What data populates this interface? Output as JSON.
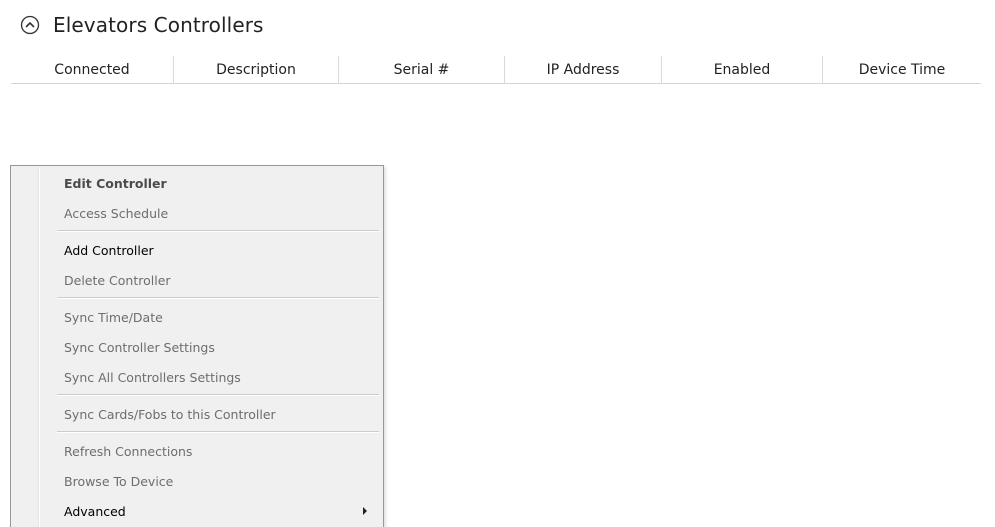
{
  "section": {
    "title": "Elevators Controllers",
    "collapse_icon": "chevron-up-circle-icon"
  },
  "grid": {
    "columns": [
      {
        "label": "Connected"
      },
      {
        "label": "Description"
      },
      {
        "label": "Serial #"
      },
      {
        "label": "IP Address"
      },
      {
        "label": "Enabled"
      },
      {
        "label": "Device Time"
      }
    ]
  },
  "context_menu": {
    "items": [
      {
        "label": "Edit Controller",
        "state": "default-bold"
      },
      {
        "label": "Access Schedule",
        "state": "disabled"
      },
      {
        "label": "Add Controller",
        "state": "enabled"
      },
      {
        "label": "Delete Controller",
        "state": "disabled"
      },
      {
        "label": "Sync Time/Date",
        "state": "disabled"
      },
      {
        "label": "Sync Controller Settings",
        "state": "disabled"
      },
      {
        "label": "Sync All Controllers Settings",
        "state": "disabled"
      },
      {
        "label": "Sync Cards/Fobs to this Controller",
        "state": "disabled"
      },
      {
        "label": "Refresh Connections",
        "state": "disabled"
      },
      {
        "label": "Browse To Device",
        "state": "disabled"
      },
      {
        "label": "Advanced",
        "state": "enabled",
        "submenu_icon": "submenu-arrow-icon"
      }
    ]
  }
}
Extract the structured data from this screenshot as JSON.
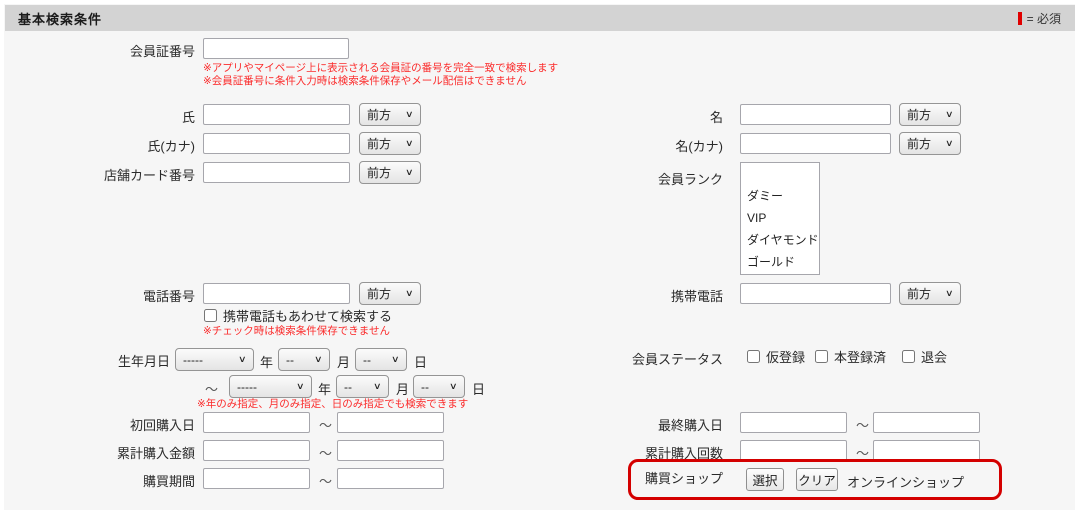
{
  "header": {
    "title": "基本検索条件",
    "required_legend": "= 必須"
  },
  "common": {
    "match_label": "前方",
    "tilde": "～",
    "year_suffix": "年",
    "month_suffix": "月",
    "day_suffix": "日",
    "year_placeholder": "-----",
    "md_placeholder": "--"
  },
  "member_card": {
    "label": "会員証番号",
    "value": "",
    "note1": "※アプリやマイページ上に表示される会員証の番号を完全一致で検索します",
    "note2": "※会員証番号に条件入力時は検索条件保存やメール配信はできません"
  },
  "last_name": {
    "label": "氏",
    "value": ""
  },
  "first_name": {
    "label": "名",
    "value": ""
  },
  "last_name_kana": {
    "label": "氏(カナ)",
    "value": ""
  },
  "first_name_kana": {
    "label": "名(カナ)",
    "value": ""
  },
  "store_card": {
    "label": "店舗カード番号",
    "value": ""
  },
  "member_rank": {
    "label": "会員ランク",
    "options": [
      "",
      "ダミー",
      "VIP",
      "ダイヤモンド",
      "ゴールド"
    ]
  },
  "phone": {
    "label": "電話番号",
    "value": "",
    "checkbox_label": "携帯電話もあわせて検索する",
    "note": "※チェック時は検索条件保存できません"
  },
  "mobile": {
    "label": "携帯電話",
    "value": ""
  },
  "birthdate": {
    "label": "生年月日",
    "note": "※年のみ指定、月のみ指定、日のみ指定でも検索できます"
  },
  "member_status": {
    "label": "会員ステータス",
    "options": [
      "仮登録",
      "本登録済",
      "退会"
    ]
  },
  "first_purchase": {
    "label": "初回購入日",
    "from": "",
    "to": ""
  },
  "last_purchase": {
    "label": "最終購入日",
    "from": "",
    "to": ""
  },
  "total_amount": {
    "label": "累計購入金額",
    "from": "",
    "to": ""
  },
  "total_count": {
    "label": "累計購入回数",
    "from": "",
    "to": ""
  },
  "purchase_period": {
    "label": "購買期間",
    "from": "",
    "to": ""
  },
  "purchase_shop": {
    "label": "購買ショップ",
    "select_button": "選択",
    "clear_button": "クリア",
    "value": "オンラインショップ"
  },
  "colors": {
    "required_red": "#e00000",
    "note_red": "#fb2b2b",
    "highlight_red": "#d40000",
    "titlebar_gray": "#d3d3d3",
    "panel_gray": "#f6f6f6"
  }
}
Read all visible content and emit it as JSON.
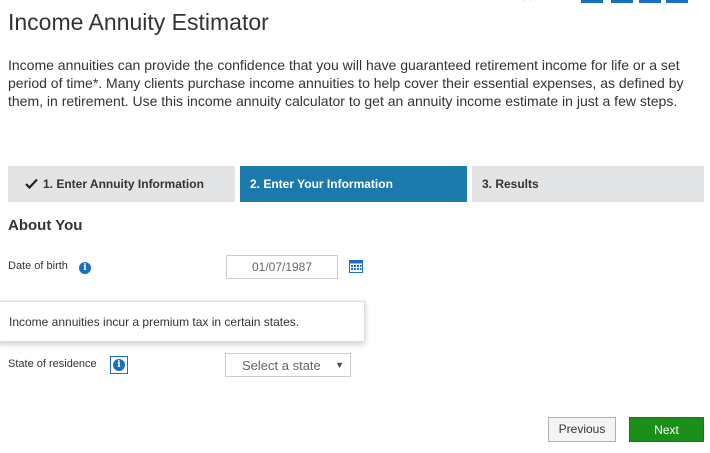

══════════

= To do =
All the lines above are to be reproduced exactly, except the pictures.

= Answer to the exercise =
What data populates this interface? Output as JSON.
{
  "section": {
    "title": "Elevators Controllers",
    "collapse_icon": "chevron-up-circle-icon"
  },
  "grid": {
    "columns": [
      {
        "label": "Connected"
      },
      {
        "label": "Description"
      },
      {
        "label": "Serial #"
      },
      {
        "label": "IP Address"
      },
      {
        "label": "Enabled"
      },
      {
        "label": "Device Time"
      }
    ]
  },
  "context_menu": {
    "items": [
      {
        "label": "Edit Controller",
        "state": "default-bold"
      },
      {
        "label": "Access Schedule",
        "state": "disabled"
      },
      {
        "label": "Add Controller",
        "state": "enabled"
      },
      {
        "label": "Delete Controller",
        "state": "disabled"
      },
      {
        "label": "Sync Time/Date",
        "state": "disabled"
      },
      {
        "label": "Sync Controller Settings",
        "state": "disabled"
      },
      {
        "label": "Sync All Controllers Settings",
        "state": "disabled"
      },
      {
        "label": "Sync Cards/Fobs to this Controller",
        "state": "disabled"
      },
      {
        "label": "Refresh Connections",
        "state": "disabled"
      },
      {
        "label": "Browse To Device",
        "state": "disabled"
      },
      {
        "label": "Advanced",
        "state": "enabled",
        "submenu_icon": "submenu-arrow-icon"
      }
    ]
  }
}
Extract the structured data from this screenshot as JSON.
{
  "header": {
    "title": "基本検索条件",
    "required_legend": "= 必須"
  },
  "common": {
    "match_label": "前方",
    "tilde": "～",
    "year_suffix": "年",
    "month_suffix": "月",
    "day_suffix": "日",
    "year_placeholder": "-----",
    "md_placeholder": "--"
  },
  "member_card": {
    "label": "会員証番号",
    "value": "",
    "note1": "※アプリやマイページ上に表示される会員証の番号を完全一致で検索します",
    "note2": "※会員証番号に条件入力時は検索条件保存やメール配信はできません"
  },
  "last_name": {
    "label": "氏",
    "value": ""
  },
  "first_name": {
    "label": "名",
    "value": ""
  },
  "last_name_kana": {
    "label": "氏(カナ)",
    "value": ""
  },
  "first_name_kana": {
    "label": "名(カナ)",
    "value": ""
  },
  "store_card": {
    "label": "店舗カード番号",
    "value": ""
  },
  "member_rank": {
    "label": "会員ランク",
    "options": [
      "",
      "ダミー",
      "VIP",
      "ダイヤモンド",
      "ゴールド"
    ]
  },
  "phone": {
    "label": "電話番号",
    "value": "",
    "checkbox_label": "携帯電話もあわせて検索する",
    "note": "※チェック時は検索条件保存できません"
  },
  "mobile": {
    "label": "携帯電話",
    "value": ""
  },
  "birthdate": {
    "label": "生年月日",
    "note": "※年のみ指定、月のみ指定、日のみ指定でも検索できます"
  },
  "member_status": {
    "label": "会員ステータス",
    "options": [
      "仮登録",
      "本登録済",
      "退会"
    ]
  },
  "first_purchase": {
    "label": "初回購入日",
    "from": "",
    "to": ""
  },
  "last_purchase": {
    "label": "最終購入日",
    "from": "",
    "to": ""
  },
  "total_amount": {
    "label": "累計購入金額",
    "from": "",
    "to": ""
  },
  "total_count": {
    "label": "累計購入回数",
    "from": "",
    "to": ""
  },
  "purchase_period": {
    "label": "購買期間",
    "from": "",
    "to": ""
  },
  "purchase_shop": {
    "label": "購買ショップ",
    "select_button": "選択",
    "clear_button": "クリア",
    "value": "オンラインショップ"
  },
  "colors": {
    "required_red": "#e00000",
    "note_red": "#fb2b2b",
    "highlight_red": "#d40000",
    "titlebar_gray": "#d3d3d3",
    "panel_gray": "#f6f6f6"
  }
}
Read all visible content and emit it as JSON.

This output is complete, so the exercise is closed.